##### Records shown
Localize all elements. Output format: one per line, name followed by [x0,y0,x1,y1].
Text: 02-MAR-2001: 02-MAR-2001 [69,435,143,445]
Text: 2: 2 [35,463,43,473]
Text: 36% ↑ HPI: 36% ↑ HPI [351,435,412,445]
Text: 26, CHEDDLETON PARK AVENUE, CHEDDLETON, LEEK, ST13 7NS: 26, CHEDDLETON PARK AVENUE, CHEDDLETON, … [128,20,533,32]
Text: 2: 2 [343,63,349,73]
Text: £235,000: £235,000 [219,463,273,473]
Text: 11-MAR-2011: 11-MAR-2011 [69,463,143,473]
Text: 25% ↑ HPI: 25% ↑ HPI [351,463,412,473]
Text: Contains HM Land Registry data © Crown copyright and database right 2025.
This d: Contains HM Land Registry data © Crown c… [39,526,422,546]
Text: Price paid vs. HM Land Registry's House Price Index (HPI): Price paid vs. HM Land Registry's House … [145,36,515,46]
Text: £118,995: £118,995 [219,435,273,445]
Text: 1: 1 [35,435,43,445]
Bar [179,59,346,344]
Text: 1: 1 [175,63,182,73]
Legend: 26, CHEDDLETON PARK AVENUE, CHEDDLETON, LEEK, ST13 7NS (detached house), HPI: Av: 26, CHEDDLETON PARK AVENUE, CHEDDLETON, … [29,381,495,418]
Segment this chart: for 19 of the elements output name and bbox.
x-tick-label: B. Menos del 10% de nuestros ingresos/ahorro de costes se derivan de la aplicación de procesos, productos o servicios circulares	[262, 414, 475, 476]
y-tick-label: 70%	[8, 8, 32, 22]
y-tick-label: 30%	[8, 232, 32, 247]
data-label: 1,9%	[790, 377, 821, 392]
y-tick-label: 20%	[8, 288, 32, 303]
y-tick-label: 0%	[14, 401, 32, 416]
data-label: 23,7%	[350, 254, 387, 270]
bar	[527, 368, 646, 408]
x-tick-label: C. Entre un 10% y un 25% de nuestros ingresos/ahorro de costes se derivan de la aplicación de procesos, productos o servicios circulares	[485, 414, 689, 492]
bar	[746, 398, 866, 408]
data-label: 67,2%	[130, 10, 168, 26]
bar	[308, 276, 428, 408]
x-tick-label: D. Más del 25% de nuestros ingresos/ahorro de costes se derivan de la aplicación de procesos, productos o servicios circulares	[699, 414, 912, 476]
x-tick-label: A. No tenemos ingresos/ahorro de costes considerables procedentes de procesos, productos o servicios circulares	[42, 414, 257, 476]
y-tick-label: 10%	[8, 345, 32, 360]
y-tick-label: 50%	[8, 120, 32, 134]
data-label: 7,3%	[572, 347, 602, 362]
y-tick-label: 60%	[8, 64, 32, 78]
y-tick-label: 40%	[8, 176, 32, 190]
##########
**Directive**: Throughout the records above, switch each "data-label" to "value-label" and give all the lines again with nothing else changed.

**Answer for this exercise**:
Localize all elements. Output format: one per line, name followed by [x0,y0,x1,y1].
Text: 02-MAR-2001: 02-MAR-2001 [69,435,143,445]
Text: 2: 2 [35,463,43,473]
Text: 36% ↑ HPI: 36% ↑ HPI [351,435,412,445]
Text: 26, CHEDDLETON PARK AVENUE, CHEDDLETON, LEEK, ST13 7NS: 26, CHEDDLETON PARK AVENUE, CHEDDLETON, … [128,20,533,32]
Text: 2: 2 [343,63,349,73]
Text: £235,000: £235,000 [219,463,273,473]
Text: 11-MAR-2011: 11-MAR-2011 [69,463,143,473]
Text: 25% ↑ HPI: 25% ↑ HPI [351,463,412,473]
Text: Contains HM Land Registry data © Crown copyright and database right 2025.
This d: Contains HM Land Registry data © Crown c… [39,526,422,546]
Text: Price paid vs. HM Land Registry's House Price Index (HPI): Price paid vs. HM Land Registry's House … [145,36,515,46]
Text: £118,995: £118,995 [219,435,273,445]
Text: 1: 1 [35,435,43,445]
Bar [179,59,346,344]
Text: 1: 1 [175,63,182,73]
Legend: 26, CHEDDLETON PARK AVENUE, CHEDDLETON, LEEK, ST13 7NS (detached house), HPI: Av: 26, CHEDDLETON PARK AVENUE, CHEDDLETON, … [29,381,495,418]
Segment this chart: for 19 of the elements output name and bbox.
x-tick-label: B. Menos del 10% de nuestros ingresos/ahorro de costes se derivan de la aplicación de procesos, productos o servicios circulares	[262, 414, 475, 476]
y-tick-label: 70%	[8, 8, 32, 22]
y-tick-label: 30%	[8, 232, 32, 247]
value-label: 1,9%	[790, 377, 821, 392]
y-tick-label: 20%	[8, 288, 32, 303]
y-tick-label: 0%	[14, 401, 32, 416]
value-label: 23,7%	[350, 254, 387, 270]
bar	[527, 368, 646, 408]
x-tick-label: C. Entre un 10% y un 25% de nuestros ingresos/ahorro de costes se derivan de la aplicación de procesos, productos o servicios circulares	[485, 414, 689, 492]
bar	[746, 398, 866, 408]
value-label: 67,2%	[130, 10, 168, 26]
bar	[308, 276, 428, 408]
x-tick-label: D. Más del 25% de nuestros ingresos/ahorro de costes se derivan de la aplicación de procesos, productos o servicios circulares	[699, 414, 912, 476]
x-tick-label: A. No tenemos ingresos/ahorro de costes considerables procedentes de procesos, productos o servicios circulares	[42, 414, 257, 476]
y-tick-label: 10%	[8, 345, 32, 360]
y-tick-label: 50%	[8, 120, 32, 134]
value-label: 7,3%	[572, 347, 602, 362]
y-tick-label: 60%	[8, 64, 32, 78]
y-tick-label: 40%	[8, 176, 32, 190]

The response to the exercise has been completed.